[Task brief]: Your task is to output all the records below, word for word.

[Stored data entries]

——————

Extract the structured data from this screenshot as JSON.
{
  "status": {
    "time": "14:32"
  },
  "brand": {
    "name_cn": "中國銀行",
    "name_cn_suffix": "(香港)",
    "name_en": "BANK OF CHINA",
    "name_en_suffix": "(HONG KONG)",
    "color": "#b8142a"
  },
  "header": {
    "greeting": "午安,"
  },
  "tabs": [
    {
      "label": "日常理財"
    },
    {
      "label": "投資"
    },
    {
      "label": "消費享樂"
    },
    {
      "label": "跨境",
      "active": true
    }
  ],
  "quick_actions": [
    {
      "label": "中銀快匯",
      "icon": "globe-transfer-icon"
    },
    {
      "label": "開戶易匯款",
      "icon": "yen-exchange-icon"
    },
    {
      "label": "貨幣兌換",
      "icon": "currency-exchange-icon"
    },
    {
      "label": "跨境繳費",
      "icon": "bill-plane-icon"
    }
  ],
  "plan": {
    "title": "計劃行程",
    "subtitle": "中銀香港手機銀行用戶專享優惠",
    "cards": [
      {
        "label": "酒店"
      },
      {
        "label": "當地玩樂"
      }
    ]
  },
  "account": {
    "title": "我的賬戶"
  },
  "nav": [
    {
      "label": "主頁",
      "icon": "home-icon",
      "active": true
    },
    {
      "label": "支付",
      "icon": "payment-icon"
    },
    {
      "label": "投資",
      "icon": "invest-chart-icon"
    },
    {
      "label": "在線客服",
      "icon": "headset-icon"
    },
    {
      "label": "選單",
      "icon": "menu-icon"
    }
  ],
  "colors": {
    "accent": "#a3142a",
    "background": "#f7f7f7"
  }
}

——————

[The answer]:
Extract the structured data from this screenshot as JSON.
{
  "status": {
    "time": "14:32"
  },
  "brand": {
    "name_cn": "中國銀行",
    "name_cn_suffix": "(香港)",
    "name_en": "BANK OF CHINA",
    "name_en_suffix": "(HONG KONG)",
    "color": "#b8142a"
  },
  "header": {
    "greeting": "午安,"
  },
  "tabs": [
    {
      "label": "日常理財"
    },
    {
      "label": "投資"
    },
    {
      "label": "消費享樂"
    },
    {
      "label": "跨境",
      "active": true
    }
  ],
  "quick_actions": [
    {
      "label": "中銀快匯",
      "icon": "globe-transfer-icon"
    },
    {
      "label": "開戶易匯款",
      "icon": "yen-exchange-icon"
    },
    {
      "label": "貨幣兌換",
      "icon": "currency-exchange-icon"
    },
    {
      "label": "跨境繳費",
      "icon": "bill-plane-icon"
    }
  ],
  "plan": {
    "title": "計劃行程",
    "subtitle": "中銀香港手機銀行用戶專享優惠",
    "cards": [
      {
        "label": "酒店"
      },
      {
        "label": "當地玩樂"
      }
    ]
  },
  "account": {
    "title": "我的賬戶"
  },
  "nav": [
    {
      "label": "主頁",
      "icon": "home-icon",
      "active": true
    },
    {
      "label": "支付",
      "icon": "payment-icon"
    },
    {
      "label": "投資",
      "icon": "invest-chart-icon"
    },
    {
      "label": "在線客服",
      "icon": "headset-icon"
    },
    {
      "label": "選單",
      "icon": "menu-icon"
    }
  ],
  "colors": {
    "accent": "#a3142a",
    "background": "#f7f7f7"
  }
}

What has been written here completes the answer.